[DATA SUPPLIED]

........

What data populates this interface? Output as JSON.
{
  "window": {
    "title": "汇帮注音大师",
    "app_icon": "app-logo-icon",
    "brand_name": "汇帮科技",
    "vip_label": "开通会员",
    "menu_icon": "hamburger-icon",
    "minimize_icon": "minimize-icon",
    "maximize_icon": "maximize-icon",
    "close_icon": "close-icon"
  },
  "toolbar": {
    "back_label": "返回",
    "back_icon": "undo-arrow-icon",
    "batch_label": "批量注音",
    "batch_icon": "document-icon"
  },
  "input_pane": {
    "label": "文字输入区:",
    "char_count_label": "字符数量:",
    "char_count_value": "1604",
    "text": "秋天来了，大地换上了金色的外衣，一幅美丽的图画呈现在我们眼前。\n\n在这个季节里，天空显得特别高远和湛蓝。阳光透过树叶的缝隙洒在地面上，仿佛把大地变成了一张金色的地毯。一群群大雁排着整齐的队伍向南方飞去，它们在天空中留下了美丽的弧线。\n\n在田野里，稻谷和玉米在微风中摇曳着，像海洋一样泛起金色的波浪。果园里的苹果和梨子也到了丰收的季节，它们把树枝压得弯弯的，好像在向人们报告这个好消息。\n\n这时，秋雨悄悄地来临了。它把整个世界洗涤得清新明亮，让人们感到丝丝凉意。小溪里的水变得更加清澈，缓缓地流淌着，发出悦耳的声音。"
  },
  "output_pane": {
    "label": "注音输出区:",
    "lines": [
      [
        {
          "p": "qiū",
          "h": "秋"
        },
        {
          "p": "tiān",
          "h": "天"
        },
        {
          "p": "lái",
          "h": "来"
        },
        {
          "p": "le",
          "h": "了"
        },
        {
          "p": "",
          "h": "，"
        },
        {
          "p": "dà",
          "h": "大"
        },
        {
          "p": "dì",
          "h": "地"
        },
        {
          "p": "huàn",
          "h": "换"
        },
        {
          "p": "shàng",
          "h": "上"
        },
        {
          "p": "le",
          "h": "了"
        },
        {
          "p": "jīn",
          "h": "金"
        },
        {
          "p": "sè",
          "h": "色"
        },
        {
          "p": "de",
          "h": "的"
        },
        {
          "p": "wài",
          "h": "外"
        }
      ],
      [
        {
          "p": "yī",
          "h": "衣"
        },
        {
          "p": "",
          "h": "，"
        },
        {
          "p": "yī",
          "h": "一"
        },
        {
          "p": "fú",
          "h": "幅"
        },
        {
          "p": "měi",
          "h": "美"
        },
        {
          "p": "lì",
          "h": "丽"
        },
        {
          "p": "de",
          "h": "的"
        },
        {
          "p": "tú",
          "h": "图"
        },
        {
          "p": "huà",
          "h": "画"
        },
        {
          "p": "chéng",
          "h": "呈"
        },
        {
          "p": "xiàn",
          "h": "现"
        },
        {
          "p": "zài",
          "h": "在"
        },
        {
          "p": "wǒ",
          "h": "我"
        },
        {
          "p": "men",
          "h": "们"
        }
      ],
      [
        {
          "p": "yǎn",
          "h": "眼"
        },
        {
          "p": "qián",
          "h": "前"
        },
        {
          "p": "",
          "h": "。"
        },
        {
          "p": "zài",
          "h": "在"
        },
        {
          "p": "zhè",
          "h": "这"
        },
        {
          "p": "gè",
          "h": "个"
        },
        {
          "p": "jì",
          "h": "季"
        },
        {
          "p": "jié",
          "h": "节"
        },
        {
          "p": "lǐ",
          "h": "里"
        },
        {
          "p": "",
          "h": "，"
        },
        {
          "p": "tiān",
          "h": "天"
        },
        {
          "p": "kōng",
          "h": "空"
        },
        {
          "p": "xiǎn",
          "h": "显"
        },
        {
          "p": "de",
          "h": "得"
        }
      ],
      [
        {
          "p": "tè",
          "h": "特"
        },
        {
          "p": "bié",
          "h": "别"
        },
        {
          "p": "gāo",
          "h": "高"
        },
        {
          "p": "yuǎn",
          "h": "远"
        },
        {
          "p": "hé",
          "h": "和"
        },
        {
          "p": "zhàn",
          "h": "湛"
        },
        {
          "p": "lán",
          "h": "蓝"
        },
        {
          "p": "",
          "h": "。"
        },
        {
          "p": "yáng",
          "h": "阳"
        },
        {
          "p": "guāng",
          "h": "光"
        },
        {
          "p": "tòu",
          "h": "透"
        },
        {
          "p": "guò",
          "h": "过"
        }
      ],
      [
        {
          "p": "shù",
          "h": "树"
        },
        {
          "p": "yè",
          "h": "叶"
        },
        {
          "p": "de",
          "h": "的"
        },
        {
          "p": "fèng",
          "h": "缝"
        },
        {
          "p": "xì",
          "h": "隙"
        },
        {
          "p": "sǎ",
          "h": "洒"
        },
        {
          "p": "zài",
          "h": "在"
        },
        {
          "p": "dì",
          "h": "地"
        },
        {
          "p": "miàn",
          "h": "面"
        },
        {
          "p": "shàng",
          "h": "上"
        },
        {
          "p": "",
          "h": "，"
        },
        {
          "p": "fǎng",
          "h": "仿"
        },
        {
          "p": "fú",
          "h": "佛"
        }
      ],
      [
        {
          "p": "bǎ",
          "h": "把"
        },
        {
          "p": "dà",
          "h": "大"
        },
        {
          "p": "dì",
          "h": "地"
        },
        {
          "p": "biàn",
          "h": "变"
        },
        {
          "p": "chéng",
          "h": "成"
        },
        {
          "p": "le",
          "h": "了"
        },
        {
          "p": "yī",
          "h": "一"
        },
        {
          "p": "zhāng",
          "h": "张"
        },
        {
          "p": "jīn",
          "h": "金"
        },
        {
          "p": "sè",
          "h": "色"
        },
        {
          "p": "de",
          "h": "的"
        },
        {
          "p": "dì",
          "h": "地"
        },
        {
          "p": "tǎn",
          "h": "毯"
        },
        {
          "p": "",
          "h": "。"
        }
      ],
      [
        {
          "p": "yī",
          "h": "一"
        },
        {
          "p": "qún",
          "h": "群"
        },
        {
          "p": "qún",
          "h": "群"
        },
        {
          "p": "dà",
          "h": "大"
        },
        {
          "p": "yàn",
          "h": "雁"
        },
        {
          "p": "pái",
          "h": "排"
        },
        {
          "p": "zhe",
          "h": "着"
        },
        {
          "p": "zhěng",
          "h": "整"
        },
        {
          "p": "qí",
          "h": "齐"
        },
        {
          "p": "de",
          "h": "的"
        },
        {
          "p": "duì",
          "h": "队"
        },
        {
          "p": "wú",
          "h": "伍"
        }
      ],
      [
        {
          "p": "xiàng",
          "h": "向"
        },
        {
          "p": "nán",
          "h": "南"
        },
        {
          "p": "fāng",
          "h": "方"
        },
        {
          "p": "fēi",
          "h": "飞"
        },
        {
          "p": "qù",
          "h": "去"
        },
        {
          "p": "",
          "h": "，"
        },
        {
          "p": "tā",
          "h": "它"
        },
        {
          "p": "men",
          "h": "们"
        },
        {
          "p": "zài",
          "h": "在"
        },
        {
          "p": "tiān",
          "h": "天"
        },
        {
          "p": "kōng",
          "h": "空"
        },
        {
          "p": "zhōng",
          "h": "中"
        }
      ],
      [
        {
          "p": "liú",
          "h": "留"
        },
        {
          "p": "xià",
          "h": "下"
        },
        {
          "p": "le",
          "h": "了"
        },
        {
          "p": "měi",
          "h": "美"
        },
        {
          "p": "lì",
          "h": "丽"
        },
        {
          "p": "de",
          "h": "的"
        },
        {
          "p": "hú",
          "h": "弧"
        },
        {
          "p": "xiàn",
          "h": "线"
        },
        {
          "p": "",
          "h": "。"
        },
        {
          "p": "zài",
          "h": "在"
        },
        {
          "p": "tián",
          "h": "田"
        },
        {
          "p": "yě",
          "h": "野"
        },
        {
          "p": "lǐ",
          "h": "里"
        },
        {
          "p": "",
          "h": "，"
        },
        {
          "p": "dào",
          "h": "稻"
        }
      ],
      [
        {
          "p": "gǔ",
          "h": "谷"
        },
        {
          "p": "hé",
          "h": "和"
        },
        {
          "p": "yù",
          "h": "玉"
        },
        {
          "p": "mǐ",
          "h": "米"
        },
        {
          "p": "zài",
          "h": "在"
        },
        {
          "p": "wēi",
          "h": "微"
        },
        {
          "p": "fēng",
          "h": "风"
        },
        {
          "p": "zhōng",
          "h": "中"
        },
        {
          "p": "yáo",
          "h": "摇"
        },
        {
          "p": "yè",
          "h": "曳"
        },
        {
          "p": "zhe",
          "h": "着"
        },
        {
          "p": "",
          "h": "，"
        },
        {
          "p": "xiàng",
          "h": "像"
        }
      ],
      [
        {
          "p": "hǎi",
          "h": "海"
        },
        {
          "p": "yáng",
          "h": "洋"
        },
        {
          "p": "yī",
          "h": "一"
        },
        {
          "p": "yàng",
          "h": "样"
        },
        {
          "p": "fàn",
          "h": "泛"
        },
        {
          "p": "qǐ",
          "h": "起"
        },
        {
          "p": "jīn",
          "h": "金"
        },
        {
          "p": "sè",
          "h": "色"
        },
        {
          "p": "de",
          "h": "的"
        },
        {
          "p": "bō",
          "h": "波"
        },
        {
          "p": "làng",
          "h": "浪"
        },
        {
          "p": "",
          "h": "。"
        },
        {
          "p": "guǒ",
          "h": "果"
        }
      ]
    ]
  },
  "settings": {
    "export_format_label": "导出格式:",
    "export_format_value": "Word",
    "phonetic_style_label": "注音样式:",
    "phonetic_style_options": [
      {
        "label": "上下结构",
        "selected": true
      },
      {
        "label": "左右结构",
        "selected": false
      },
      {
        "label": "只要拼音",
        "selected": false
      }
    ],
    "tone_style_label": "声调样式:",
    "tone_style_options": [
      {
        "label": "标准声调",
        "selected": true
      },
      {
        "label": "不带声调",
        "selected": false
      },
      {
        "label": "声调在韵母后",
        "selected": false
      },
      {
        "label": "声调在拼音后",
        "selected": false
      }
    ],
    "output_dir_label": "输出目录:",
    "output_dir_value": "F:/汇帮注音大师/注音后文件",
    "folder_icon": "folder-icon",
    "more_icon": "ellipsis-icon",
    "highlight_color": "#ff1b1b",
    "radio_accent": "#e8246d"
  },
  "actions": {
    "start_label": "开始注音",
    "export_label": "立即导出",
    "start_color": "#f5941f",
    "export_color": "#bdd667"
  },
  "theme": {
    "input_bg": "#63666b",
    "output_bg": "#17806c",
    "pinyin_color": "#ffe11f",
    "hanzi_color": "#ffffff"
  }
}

........

[OBJECTIVE]
Filter lines by "icon" and return each hit.

[RESPONSE TO THE TASK]
    "app_icon": "app-logo-icon",
    "menu_icon": "hamburger-icon",
    "minimize_icon": "minimize-icon",
    "maximize_icon": "maximize-icon",
    "close_icon": "close-icon"
    "back_icon": "undo-arrow-icon",
    "batch_icon": "document-icon"
    "folder_icon": "folder-icon",
    "more_icon": "ellipsis-icon",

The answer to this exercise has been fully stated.